Data for this exercise —
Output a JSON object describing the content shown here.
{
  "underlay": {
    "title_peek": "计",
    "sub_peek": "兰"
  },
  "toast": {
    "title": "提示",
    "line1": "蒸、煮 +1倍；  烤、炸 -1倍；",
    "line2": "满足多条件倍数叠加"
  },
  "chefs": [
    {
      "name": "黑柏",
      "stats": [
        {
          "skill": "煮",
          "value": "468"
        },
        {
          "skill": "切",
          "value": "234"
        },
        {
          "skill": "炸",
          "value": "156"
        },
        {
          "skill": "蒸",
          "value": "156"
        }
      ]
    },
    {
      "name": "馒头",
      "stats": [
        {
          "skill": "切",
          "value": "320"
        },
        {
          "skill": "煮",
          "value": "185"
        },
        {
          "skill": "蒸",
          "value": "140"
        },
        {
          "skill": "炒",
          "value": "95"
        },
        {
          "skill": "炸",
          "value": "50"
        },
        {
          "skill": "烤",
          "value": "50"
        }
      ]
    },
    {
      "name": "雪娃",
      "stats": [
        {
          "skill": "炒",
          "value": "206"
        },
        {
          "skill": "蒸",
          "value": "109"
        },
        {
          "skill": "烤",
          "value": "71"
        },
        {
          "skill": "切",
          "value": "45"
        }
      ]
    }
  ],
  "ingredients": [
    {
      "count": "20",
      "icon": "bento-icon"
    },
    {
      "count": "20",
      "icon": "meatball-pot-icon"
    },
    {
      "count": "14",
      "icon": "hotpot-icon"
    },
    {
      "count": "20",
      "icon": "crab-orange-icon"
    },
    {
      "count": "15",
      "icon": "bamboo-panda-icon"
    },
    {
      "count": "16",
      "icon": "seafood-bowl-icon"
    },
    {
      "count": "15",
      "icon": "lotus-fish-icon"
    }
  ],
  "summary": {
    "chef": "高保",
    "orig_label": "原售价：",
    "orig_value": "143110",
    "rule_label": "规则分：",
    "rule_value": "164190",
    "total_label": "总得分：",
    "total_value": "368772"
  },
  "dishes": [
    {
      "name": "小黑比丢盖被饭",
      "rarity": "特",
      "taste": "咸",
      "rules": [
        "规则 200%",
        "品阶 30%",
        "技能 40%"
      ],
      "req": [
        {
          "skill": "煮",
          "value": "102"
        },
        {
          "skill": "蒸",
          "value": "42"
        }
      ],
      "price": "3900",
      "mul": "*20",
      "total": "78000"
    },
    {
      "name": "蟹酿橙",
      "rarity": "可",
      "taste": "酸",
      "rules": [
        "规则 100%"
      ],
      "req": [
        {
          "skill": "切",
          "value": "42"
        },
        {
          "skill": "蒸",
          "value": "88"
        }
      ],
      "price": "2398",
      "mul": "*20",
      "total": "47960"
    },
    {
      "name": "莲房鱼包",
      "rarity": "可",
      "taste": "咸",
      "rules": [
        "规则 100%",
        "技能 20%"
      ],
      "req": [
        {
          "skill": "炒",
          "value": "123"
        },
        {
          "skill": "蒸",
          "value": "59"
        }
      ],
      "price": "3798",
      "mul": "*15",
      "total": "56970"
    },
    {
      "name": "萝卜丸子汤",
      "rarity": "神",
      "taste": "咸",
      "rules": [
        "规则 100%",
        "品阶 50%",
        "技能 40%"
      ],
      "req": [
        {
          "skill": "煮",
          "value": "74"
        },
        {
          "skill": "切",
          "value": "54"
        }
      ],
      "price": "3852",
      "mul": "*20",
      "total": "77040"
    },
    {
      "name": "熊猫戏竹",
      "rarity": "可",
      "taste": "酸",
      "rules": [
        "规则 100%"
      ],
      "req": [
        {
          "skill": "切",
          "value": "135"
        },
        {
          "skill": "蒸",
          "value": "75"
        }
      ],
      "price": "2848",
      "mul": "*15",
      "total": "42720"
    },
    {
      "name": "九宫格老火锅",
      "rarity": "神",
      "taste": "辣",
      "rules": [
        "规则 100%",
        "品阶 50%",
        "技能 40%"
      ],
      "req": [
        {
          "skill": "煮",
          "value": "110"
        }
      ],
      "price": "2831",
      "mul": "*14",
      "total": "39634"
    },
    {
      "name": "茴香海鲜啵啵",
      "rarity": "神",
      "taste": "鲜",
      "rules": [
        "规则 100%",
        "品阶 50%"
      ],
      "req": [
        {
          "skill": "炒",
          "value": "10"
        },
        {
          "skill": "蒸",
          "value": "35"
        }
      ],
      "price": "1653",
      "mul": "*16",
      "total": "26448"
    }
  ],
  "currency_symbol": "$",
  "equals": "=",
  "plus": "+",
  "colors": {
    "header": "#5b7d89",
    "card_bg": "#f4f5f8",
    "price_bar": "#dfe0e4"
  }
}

==

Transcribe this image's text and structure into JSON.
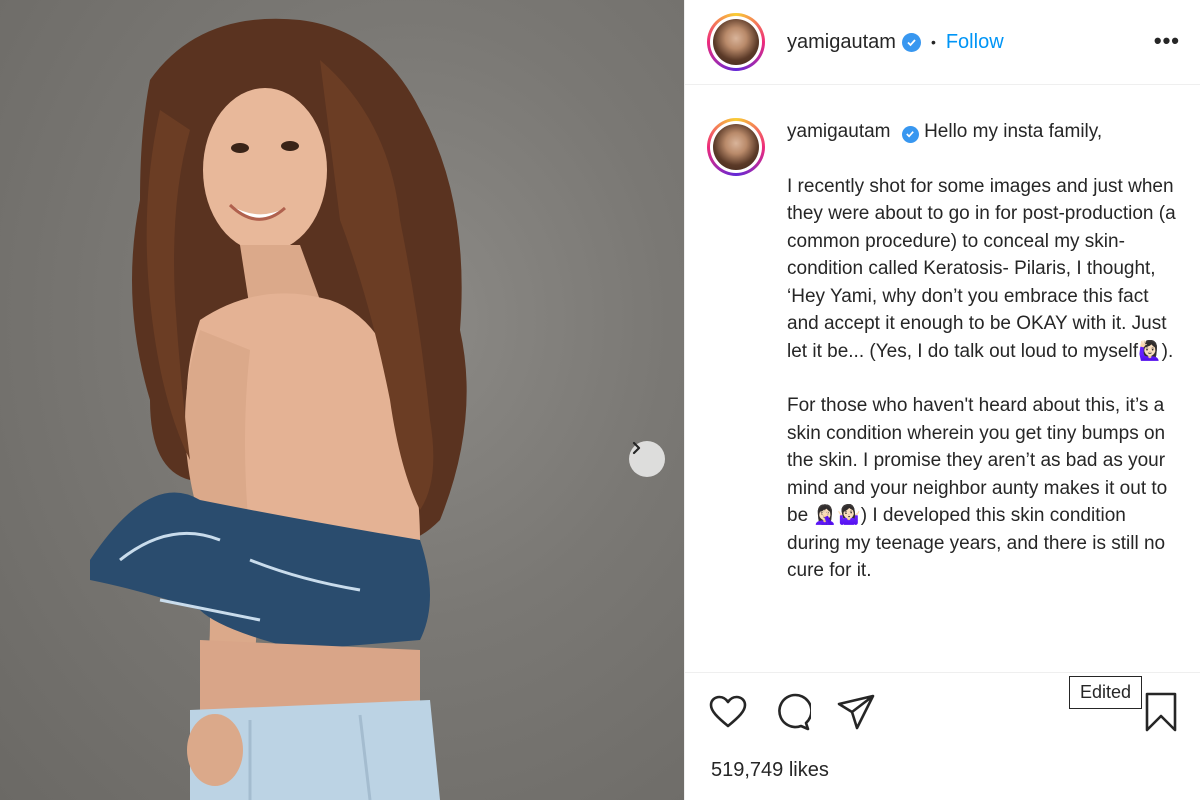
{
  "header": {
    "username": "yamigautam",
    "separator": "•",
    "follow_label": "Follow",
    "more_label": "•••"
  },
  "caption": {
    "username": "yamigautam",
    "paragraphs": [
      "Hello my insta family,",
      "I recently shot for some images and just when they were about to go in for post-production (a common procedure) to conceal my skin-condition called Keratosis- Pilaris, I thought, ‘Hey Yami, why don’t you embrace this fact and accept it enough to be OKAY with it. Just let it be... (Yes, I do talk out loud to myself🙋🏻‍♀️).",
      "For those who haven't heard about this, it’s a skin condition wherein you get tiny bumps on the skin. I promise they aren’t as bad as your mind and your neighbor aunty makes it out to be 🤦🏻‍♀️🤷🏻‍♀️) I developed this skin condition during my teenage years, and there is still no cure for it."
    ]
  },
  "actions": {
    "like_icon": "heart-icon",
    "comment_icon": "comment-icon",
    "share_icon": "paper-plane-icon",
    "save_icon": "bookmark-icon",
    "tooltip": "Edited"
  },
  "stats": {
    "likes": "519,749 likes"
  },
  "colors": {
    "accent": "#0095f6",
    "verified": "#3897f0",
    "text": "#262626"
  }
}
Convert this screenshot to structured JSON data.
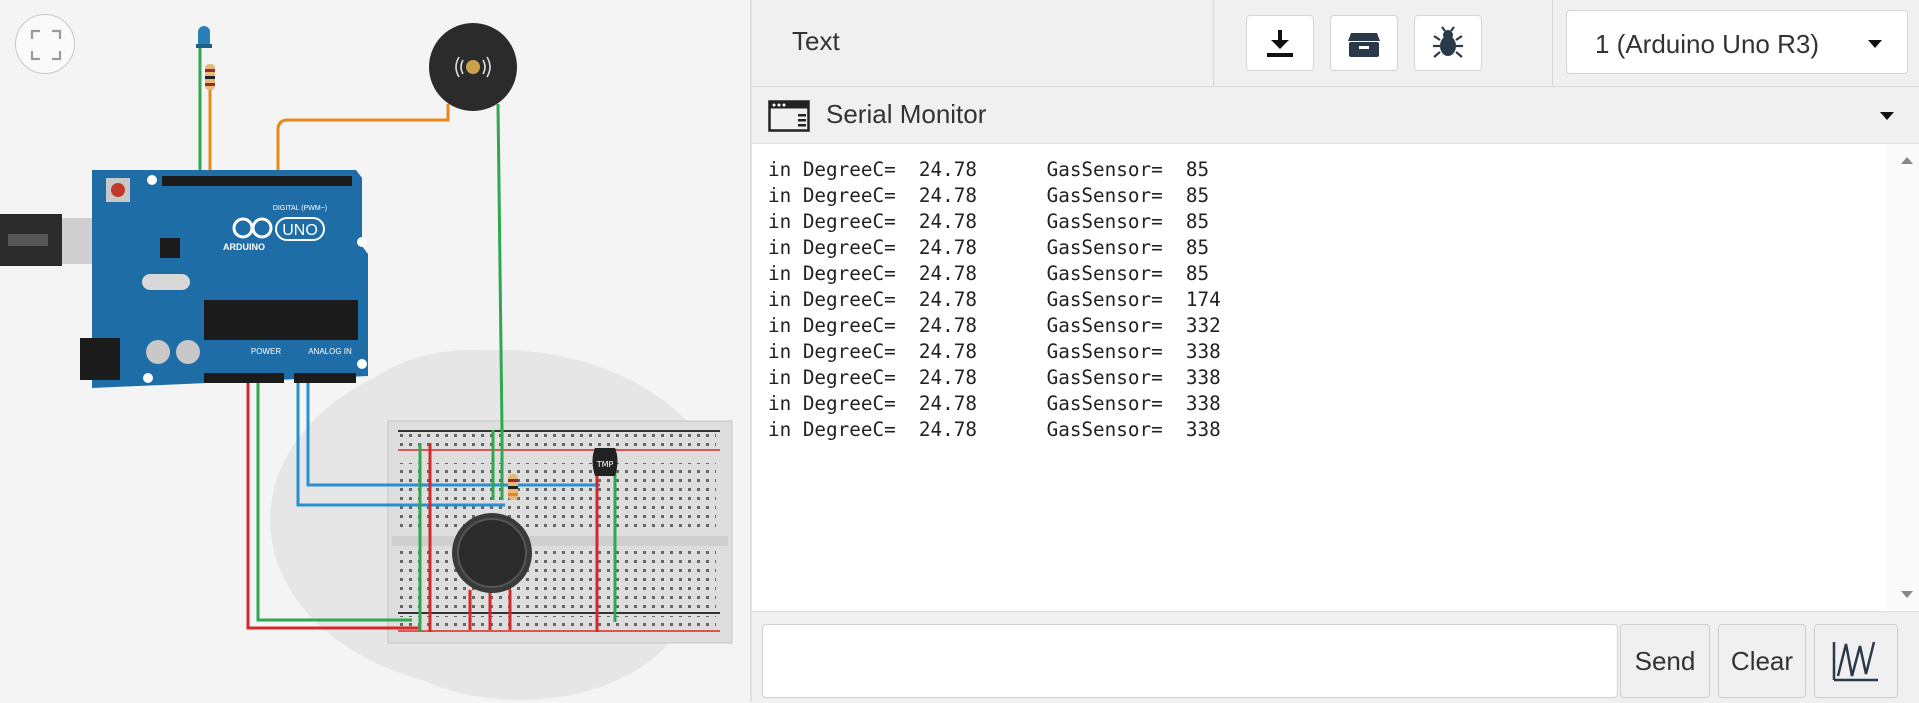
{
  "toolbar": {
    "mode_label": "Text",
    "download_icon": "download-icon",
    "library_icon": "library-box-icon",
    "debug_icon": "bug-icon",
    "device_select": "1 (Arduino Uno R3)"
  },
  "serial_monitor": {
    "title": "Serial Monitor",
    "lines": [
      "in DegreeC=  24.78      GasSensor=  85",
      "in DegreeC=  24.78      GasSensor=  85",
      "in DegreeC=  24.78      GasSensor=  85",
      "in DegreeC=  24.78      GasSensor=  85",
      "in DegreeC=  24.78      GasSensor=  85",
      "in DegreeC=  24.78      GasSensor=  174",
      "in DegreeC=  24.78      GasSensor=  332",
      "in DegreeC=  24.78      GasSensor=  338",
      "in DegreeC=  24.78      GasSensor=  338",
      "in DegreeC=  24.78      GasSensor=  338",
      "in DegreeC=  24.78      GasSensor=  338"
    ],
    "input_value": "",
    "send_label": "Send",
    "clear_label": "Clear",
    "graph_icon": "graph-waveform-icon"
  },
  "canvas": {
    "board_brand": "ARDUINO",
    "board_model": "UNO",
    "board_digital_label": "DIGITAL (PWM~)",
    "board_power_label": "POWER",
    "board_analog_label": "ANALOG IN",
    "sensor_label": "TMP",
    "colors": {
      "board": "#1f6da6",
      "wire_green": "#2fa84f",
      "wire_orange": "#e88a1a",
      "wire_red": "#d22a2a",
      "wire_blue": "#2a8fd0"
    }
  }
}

Work to be completed —
Filter the records above for lines containing the word "skin", and copy those lines.

Task response —
      "I recently shot for some images and just when they were about to go in for post-production (a common procedure) to conceal my skin-condition called Keratosis- Pilaris, I thought, ‘Hey Yami, why don’t you embrace this fact and accept it enough to be OKAY with it. Just let it be... (Yes, I do talk out loud to myself🙋🏻‍♀️).",
      "For those who haven't heard about this, it’s a skin condition wherein you get tiny bumps on the skin. I promise they aren’t as bad as your mind and your neighbor aunty makes it out to be 🤦🏻‍♀️🤷🏻‍♀️) I developed this skin condition during my teenage years, and there is still no cure for it."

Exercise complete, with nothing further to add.